» **ENTRIES SHOWN**:
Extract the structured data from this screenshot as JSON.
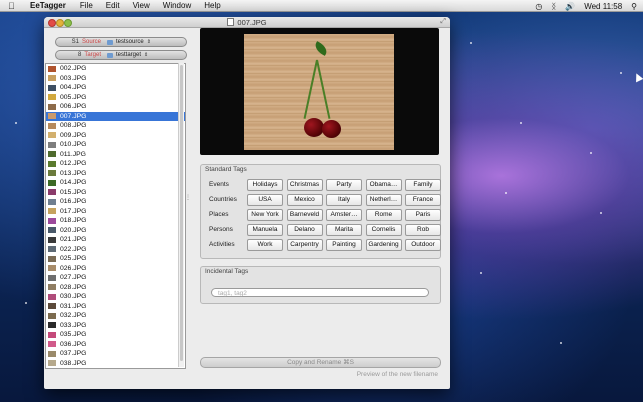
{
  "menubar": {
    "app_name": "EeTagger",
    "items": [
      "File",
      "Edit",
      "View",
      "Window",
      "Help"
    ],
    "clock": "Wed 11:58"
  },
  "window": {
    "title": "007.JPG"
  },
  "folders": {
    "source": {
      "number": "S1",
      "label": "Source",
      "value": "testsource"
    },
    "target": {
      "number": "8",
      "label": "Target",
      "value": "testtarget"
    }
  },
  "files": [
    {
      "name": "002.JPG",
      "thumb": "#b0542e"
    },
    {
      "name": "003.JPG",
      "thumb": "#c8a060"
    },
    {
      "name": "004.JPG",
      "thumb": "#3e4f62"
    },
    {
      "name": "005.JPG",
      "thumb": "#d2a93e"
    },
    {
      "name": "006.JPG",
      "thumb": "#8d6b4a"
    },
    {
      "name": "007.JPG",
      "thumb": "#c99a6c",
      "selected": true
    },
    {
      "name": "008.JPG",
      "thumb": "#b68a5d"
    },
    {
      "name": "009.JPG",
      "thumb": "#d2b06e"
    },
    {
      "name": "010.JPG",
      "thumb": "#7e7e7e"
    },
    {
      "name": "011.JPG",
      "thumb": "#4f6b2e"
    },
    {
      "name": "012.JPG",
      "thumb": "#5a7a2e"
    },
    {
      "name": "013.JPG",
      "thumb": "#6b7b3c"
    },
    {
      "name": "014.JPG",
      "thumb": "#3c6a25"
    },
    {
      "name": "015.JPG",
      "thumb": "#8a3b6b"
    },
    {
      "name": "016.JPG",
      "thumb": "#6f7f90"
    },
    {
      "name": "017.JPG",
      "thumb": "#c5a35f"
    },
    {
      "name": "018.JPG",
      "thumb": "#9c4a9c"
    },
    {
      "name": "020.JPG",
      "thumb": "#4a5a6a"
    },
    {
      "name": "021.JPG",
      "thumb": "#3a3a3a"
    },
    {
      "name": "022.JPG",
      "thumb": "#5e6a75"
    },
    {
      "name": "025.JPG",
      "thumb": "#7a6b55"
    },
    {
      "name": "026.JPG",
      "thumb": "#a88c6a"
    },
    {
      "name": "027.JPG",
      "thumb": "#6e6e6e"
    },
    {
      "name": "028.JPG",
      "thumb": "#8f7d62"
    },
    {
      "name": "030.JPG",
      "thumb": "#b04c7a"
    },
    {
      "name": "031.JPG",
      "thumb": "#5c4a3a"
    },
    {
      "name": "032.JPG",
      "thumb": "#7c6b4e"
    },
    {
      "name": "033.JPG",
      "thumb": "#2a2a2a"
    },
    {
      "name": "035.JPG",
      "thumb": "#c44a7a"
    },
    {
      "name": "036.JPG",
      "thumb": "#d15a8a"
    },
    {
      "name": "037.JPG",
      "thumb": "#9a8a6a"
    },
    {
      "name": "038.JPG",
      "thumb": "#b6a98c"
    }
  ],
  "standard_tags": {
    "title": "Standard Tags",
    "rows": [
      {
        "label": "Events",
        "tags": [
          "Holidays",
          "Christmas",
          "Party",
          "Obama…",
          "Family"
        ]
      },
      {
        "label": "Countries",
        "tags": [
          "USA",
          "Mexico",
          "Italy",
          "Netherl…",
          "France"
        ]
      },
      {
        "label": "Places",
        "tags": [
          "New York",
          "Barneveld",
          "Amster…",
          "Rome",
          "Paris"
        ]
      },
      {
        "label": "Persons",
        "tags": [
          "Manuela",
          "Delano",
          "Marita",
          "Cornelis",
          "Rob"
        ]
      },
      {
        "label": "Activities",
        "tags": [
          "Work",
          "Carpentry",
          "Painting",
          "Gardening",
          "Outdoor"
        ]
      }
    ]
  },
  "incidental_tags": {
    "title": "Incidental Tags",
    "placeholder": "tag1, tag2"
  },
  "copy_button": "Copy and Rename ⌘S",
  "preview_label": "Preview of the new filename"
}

==

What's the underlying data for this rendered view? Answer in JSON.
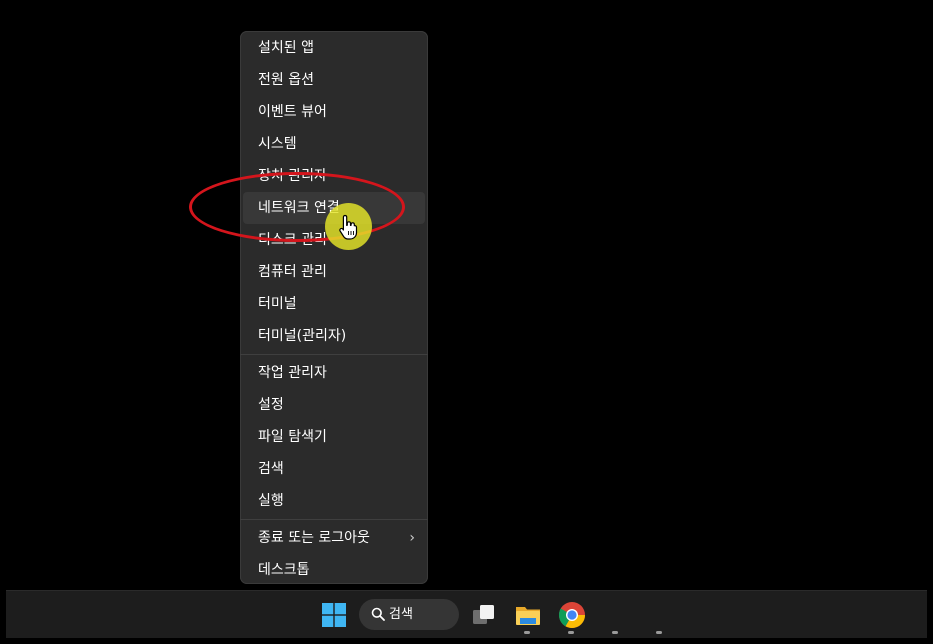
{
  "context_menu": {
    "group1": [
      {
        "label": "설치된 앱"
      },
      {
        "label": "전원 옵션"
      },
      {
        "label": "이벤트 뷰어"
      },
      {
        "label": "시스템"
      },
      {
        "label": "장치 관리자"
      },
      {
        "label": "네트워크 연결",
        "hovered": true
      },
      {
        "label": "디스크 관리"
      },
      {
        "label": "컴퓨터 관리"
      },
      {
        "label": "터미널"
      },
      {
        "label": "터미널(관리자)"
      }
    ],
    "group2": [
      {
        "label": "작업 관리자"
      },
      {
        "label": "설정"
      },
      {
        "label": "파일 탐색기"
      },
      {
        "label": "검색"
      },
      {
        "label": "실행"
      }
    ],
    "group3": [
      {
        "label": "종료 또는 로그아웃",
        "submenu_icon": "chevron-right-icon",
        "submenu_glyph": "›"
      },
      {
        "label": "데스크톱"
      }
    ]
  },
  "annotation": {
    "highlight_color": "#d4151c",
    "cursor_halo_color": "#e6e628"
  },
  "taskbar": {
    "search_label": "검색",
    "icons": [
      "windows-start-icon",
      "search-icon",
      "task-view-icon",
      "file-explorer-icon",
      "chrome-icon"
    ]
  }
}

» **STATED TASK**: From the data above, show each line that contains "this".

» **TASK RESPONSE**:
Extract the structured data from this screenshot as JSON.
What's the underlying data for this rendered view? Answer in JSON.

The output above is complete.